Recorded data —
-.-.-

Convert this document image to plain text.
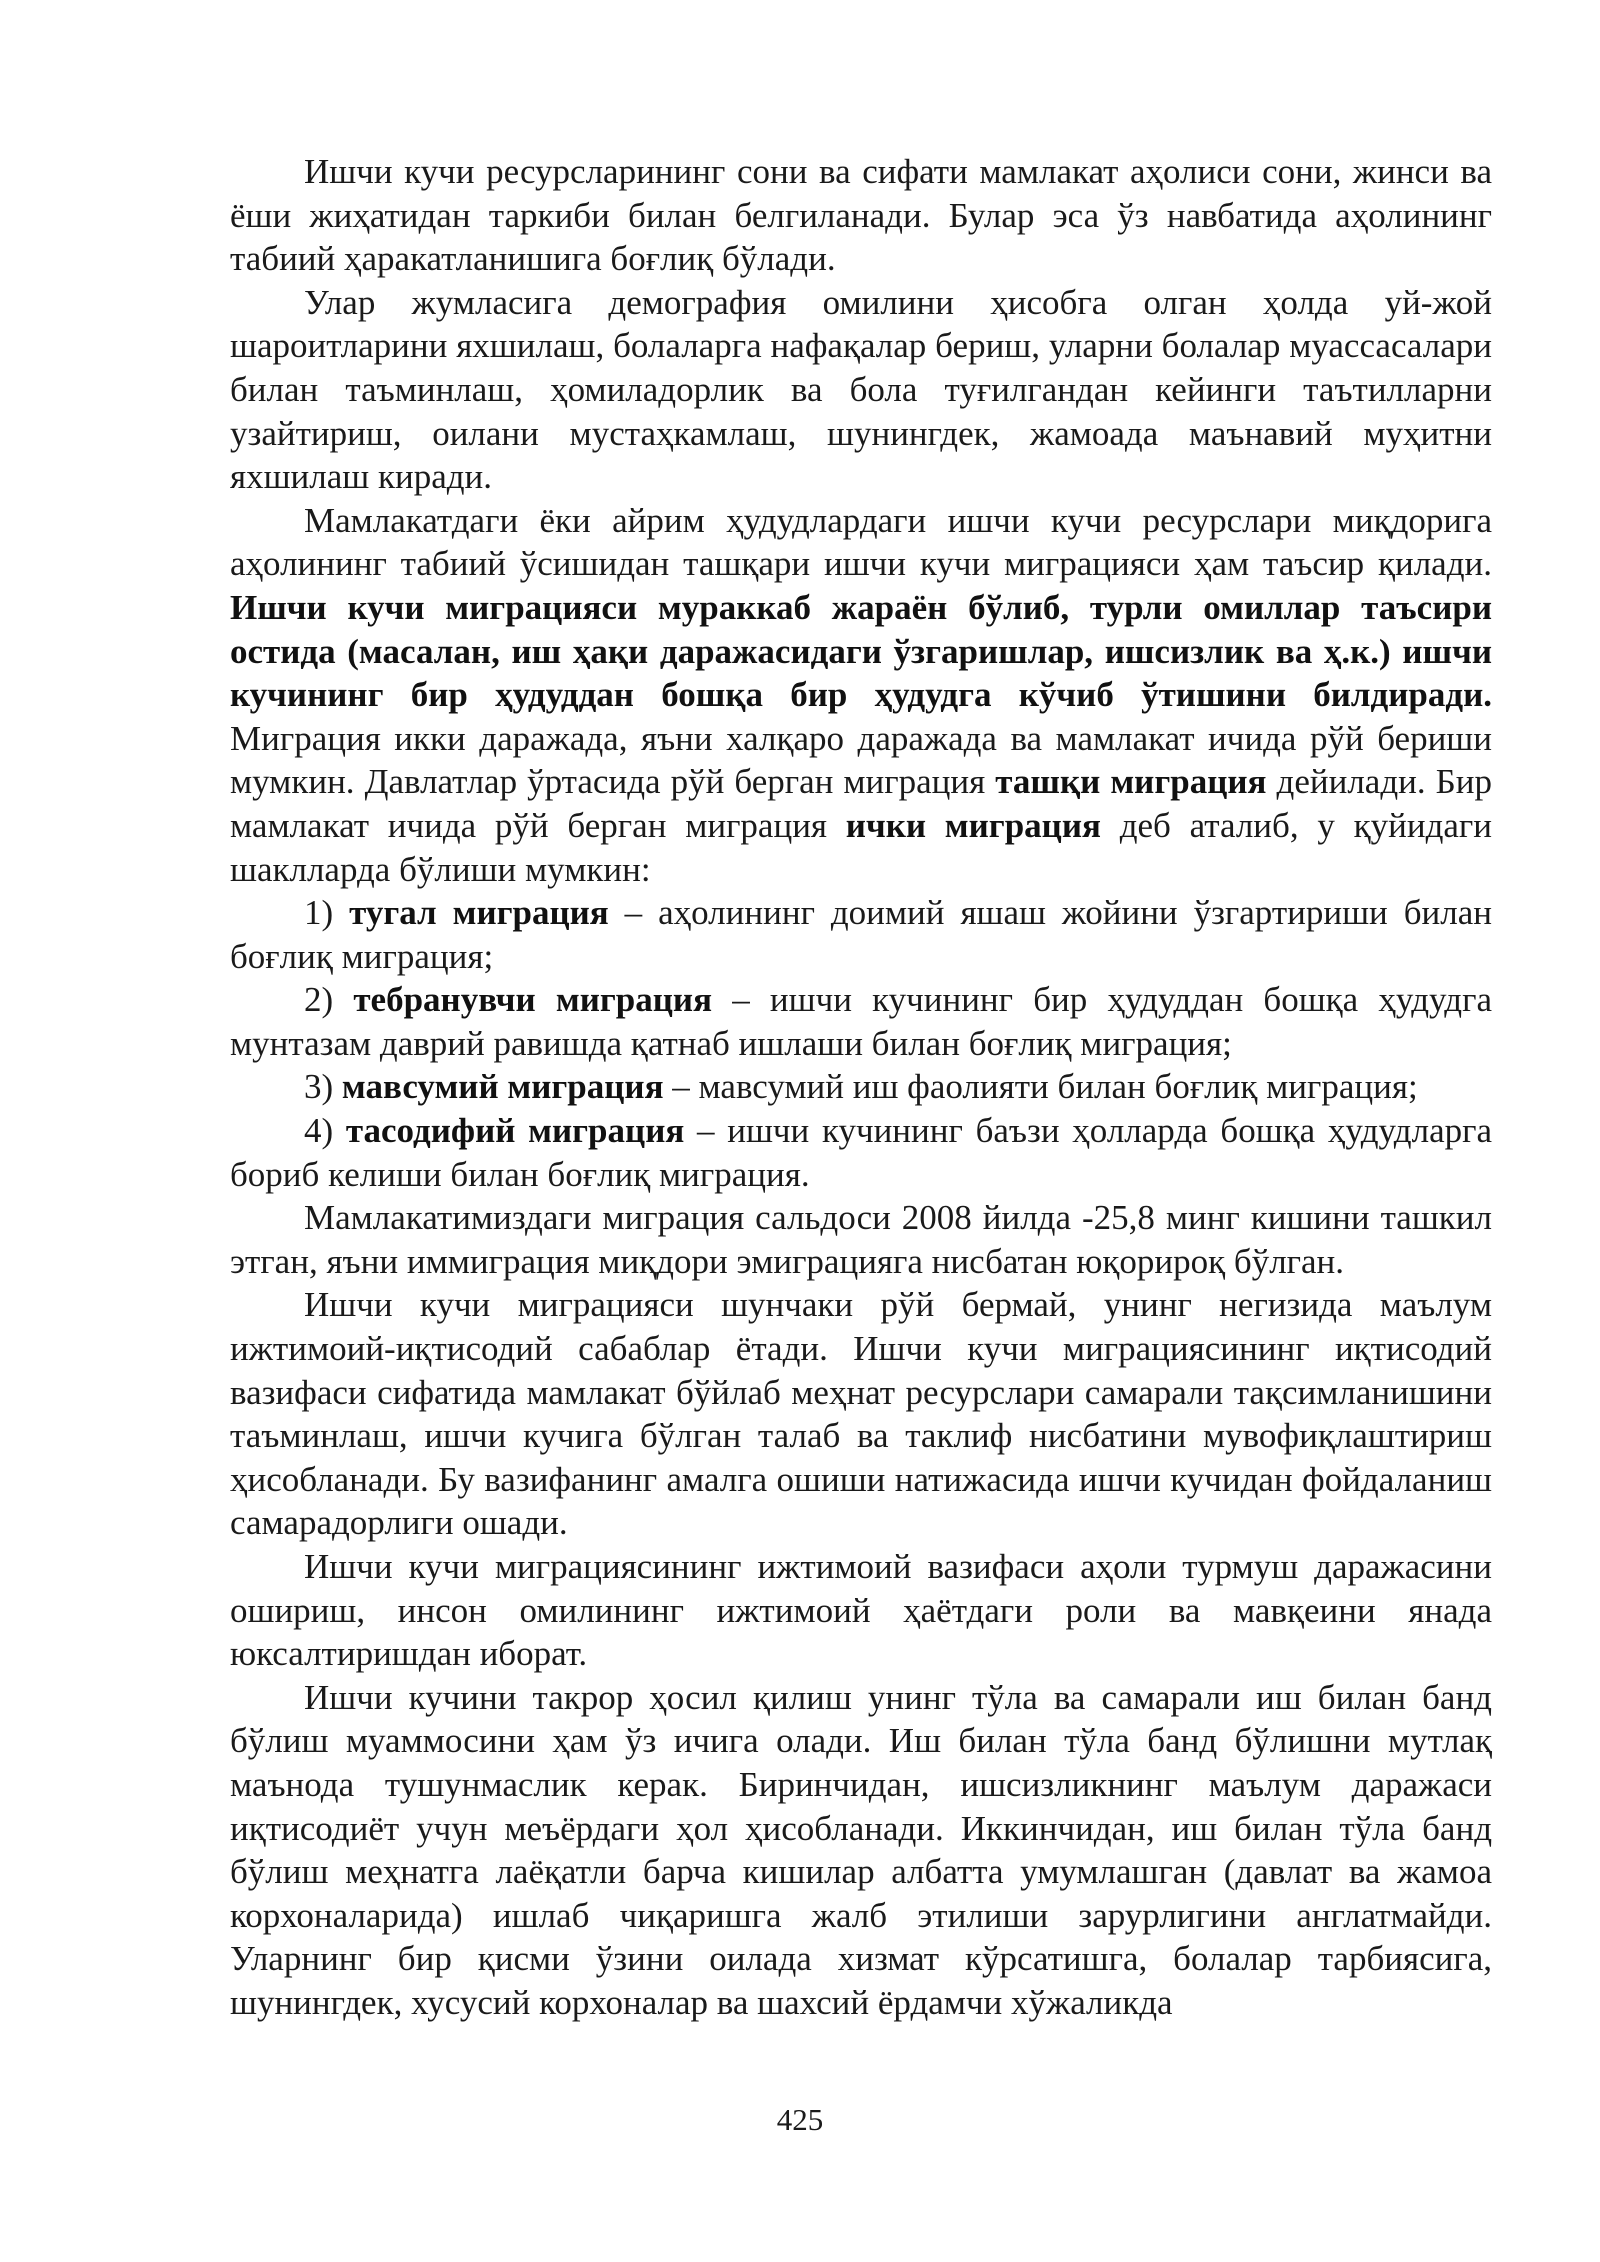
Ишчи кучи ресурсларининг сони ва сифати мамлакат аҳолиси сони, жинси ва ёши жиҳатидан таркиби билан белгиланади. Булар эса ўз навбатида аҳолининг табиий ҳаракатланишига боғлиқ бўлади.

Улар жумласига демография омилини ҳисобга олган ҳолда уй-жой шароитларини яхшилаш, болаларга нафақалар бериш, уларни болалар муассасалари билан таъминлаш, ҳомиладорлик ва бола туғилгандан кейинги таътилларни узайтириш, оилани мустаҳкамлаш, шунингдек, жамоада маънавий муҳитни яхшилаш киради.

Мамлакатдаги ёки айрим ҳудудлардаги ишчи кучи ресурслари миқдорига аҳолининг табиий ўсишидан ташқари ишчи кучи миграцияси ҳам таъсир қилади. Ишчи кучи миграцияси мураккаб жараён бўлиб, турли омиллар таъсири остида (масалан, иш ҳақи даражасидаги ўзгаришлар, ишсизлик ва ҳ.к.) ишчи кучининг бир ҳудуддан бошқа бир ҳудудга кўчиб ўтишини билдиради. Миграция икки даражада, яъни халқаро даражада ва мамлакат ичида рўй бериши мумкин. Давлатлар ўртасида рўй берган миграция ташқи миграция дейилади. Бир мамлакат ичида рўй берган миграция ички миграция деб аталиб, у қуйидаги шаклларда бўлиши мумкин:

1) тугал миграция – аҳолининг доимий яшаш жойини ўзгартириши билан боғлиқ миграция;

2) тебранувчи миграция – ишчи кучининг бир ҳудуддан бошқа ҳудудга мунтазам даврий равишда қатнаб ишлаши билан боғлиқ миграция;

3) мавсумий миграция – мавсумий иш фаолияти билан боғлиқ миграция;

4) тасодифий миграция – ишчи кучининг баъзи ҳолларда бошқа ҳудудларга бориб келиши билан боғлиқ миграция.

Мамлакатимиздаги миграция сальдоси 2008 йилда -25,8 минг кишини ташкил этган, яъни иммиграция миқдори эмиграцияга нисбатан юқорироқ бўлган.

Ишчи кучи миграцияси шунчаки рўй бермай, унинг негизида маълум ижтимоий-иқтисодий сабаблар ётади. Ишчи кучи миграциясининг иқтисодий вазифаси сифатида мамлакат бўйлаб меҳнат ресурслари самарали тақсимланишини таъминлаш, ишчи кучига бўлган талаб ва таклиф нисбатини мувофиқлаштириш ҳисобланади. Бу вазифанинг амалга ошиши натижасида ишчи кучидан фойдаланиш самарадорлиги ошади.

Ишчи кучи миграциясининг ижтимоий вазифаси аҳоли турмуш даражасини ошириш, инсон омилининг ижтимоий ҳаётдаги роли ва мавқеини янада юксалтиришдан иборат.

Ишчи кучини такрор ҳосил қилиш унинг тўла ва самарали иш билан банд бўлиш муаммосини ҳам ўз ичига олади. Иш билан тўла банд бўлишни мутлақ маънода тушунмаслик керак. Биринчидан, ишсизликнинг маълум даражаси иқтисодиёт учун меъёрдаги ҳол ҳисобланади. Иккинчидан, иш билан тўла банд бўлиш меҳнатга лаёқатли барча кишилар албатта умумлашган (давлат ва жамоа корхоналарида) ишлаб чиқаришга жалб этилиши зарурлигини англатмайди. Уларнинг бир қисми ўзини оилада хизмат кўрсатишга, болалар тарбиясига, шунингдек, хусусий корхоналар ва шахсий ёрдамчи хўжаликда

425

-.-.-

PROBLEM TO SOLVE — Leave out the pictures and transcribe the entries above exactly.

ANSWER TO THIS EXERCISE —
Convert this document image to plain text.
Ишчи кучи ресурсларининг сони ва сифати мамлакат аҳолиси сони, жинси ва ёши жиҳатидан таркиби билан белгиланади. Булар эса ўз навбатида аҳолининг табиий ҳаракатланишига боғлиқ бўлади.

Улар жумласига демография омилини ҳисобга олган ҳолда уй-жой шароитларини яхшилаш, болаларга нафақалар бериш, уларни болалар муассасалари билан таъминлаш, ҳомиладорлик ва бола туғилгандан кейинги таътилларни узайтириш, оилани мустаҳкамлаш, шунингдек, жамоада маънавий муҳитни яхшилаш киради.

Мамлакатдаги ёки айрим ҳудудлардаги ишчи кучи ресурслари миқдорига аҳолининг табиий ўсишидан ташқари ишчи кучи миграцияси ҳам таъсир қилади. Ишчи кучи миграцияси мураккаб жараён бўлиб, турли омиллар таъсири остида (масалан, иш ҳақи даражасидаги ўзгаришлар, ишсизлик ва ҳ.к.) ишчи кучининг бир ҳудуддан бошқа бир ҳудудга кўчиб ўтишини билдиради. Миграция икки даражада, яъни халқаро даражада ва мамлакат ичида рўй бериши мумкин. Давлатлар ўртасида рўй берган миграция ташқи миграция дейилади. Бир мамлакат ичида рўй берган миграция ички миграция деб аталиб, у қуйидаги шаклларда бўлиши мумкин:

1) тугал миграция – аҳолининг доимий яшаш жойини ўзгартириши билан боғлиқ миграция;

2) тебранувчи миграция – ишчи кучининг бир ҳудуддан бошқа ҳудудга мунтазам даврий равишда қатнаб ишлаши билан боғлиқ миграция;

3) мавсумий миграция – мавсумий иш фаолияти билан боғлиқ миграция;

4) тасодифий миграция – ишчи кучининг баъзи ҳолларда бошқа ҳудудларга бориб келиши билан боғлиқ миграция.

Мамлакатимиздаги миграция сальдоси 2008 йилда -25,8 минг кишини ташкил этган, яъни иммиграция миқдори эмиграцияга нисбатан юқорироқ бўлган.

Ишчи кучи миграцияси шунчаки рўй бермай, унинг негизида маълум ижтимоий-иқтисодий сабаблар ётади. Ишчи кучи миграциясининг иқтисодий вазифаси сифатида мамлакат бўйлаб меҳнат ресурслари самарали тақсимланишини таъминлаш, ишчи кучига бўлган талаб ва таклиф нисбатини мувофиқлаштириш ҳисобланади. Бу вазифанинг амалга ошиши натижасида ишчи кучидан фойдаланиш самарадорлиги ошади.

Ишчи кучи миграциясининг ижтимоий вазифаси аҳоли турмуш даражасини ошириш, инсон омилининг ижтимоий ҳаётдаги роли ва мавқеини янада юксалтиришдан иборат.

Ишчи кучини такрор ҳосил қилиш унинг тўла ва самарали иш билан банд бўлиш муаммосини ҳам ўз ичига олади. Иш билан тўла банд бўлишни мутлақ маънода тушунмаслик керак. Биринчидан, ишсизликнинг маълум даражаси иқтисодиёт учун меъёрдаги ҳол ҳисобланади. Иккинчидан, иш билан тўла банд бўлиш меҳнатга лаёқатли барча кишилар албатта умумлашган (давлат ва жамоа корхоналарида) ишлаб чиқаришга жалб этилиши зарурлигини англатмайди. Уларнинг бир қисми ўзини оилада хизмат кўрсатишга, болалар тарбиясига, шунингдек, хусусий корхоналар ва шахсий ёрдамчи хўжаликда

425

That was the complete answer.